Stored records
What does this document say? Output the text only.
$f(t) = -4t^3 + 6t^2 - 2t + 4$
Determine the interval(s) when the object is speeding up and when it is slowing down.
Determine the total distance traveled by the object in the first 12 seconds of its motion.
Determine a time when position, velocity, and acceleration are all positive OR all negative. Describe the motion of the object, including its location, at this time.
==
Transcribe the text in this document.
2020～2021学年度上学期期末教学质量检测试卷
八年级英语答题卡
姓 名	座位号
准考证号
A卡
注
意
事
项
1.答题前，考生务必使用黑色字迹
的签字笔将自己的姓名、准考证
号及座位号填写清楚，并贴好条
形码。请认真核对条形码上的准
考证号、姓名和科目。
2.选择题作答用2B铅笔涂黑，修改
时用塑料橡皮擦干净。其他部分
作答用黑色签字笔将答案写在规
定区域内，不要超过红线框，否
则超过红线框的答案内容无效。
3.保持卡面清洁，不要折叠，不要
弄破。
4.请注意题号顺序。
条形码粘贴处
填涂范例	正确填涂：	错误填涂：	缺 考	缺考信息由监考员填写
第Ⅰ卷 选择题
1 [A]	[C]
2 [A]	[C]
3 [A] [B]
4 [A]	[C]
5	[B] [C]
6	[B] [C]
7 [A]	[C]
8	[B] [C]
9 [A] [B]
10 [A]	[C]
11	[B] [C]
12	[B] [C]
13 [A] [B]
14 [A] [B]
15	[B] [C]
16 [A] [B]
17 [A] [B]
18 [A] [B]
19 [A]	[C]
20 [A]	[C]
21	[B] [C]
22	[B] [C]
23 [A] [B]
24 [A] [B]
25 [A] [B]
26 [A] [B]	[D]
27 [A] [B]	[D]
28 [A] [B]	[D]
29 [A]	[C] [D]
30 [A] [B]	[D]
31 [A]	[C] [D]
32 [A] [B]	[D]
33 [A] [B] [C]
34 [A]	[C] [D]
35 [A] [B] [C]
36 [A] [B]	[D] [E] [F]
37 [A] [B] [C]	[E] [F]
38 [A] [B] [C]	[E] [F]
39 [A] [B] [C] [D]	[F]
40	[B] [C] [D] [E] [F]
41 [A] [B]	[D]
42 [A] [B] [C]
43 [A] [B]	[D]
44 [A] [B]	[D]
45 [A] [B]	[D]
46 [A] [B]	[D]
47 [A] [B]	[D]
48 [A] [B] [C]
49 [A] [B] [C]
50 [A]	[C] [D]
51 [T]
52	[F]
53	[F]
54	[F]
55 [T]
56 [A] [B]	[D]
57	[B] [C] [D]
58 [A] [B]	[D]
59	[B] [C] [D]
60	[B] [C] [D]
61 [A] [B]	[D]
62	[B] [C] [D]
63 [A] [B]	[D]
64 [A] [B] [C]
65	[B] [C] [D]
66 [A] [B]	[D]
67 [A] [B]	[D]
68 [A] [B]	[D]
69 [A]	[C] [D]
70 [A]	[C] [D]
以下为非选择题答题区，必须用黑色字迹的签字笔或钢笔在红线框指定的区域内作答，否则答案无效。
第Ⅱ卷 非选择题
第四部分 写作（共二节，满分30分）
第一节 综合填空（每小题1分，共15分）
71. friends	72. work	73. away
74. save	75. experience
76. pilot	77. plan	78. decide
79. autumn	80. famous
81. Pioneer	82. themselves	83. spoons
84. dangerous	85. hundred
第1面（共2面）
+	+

▶ **PROBLEM TO SOLVE**:
For the listing above, identify each line bearing "when".

▶ **FINAL RESULT**:
Determine the interval(s) when the object is speeding up and when it is slowing down.
Determine a time when position, velocity, and acceleration are all positive OR all negative. Describe the motion of the object, including its location, at this time.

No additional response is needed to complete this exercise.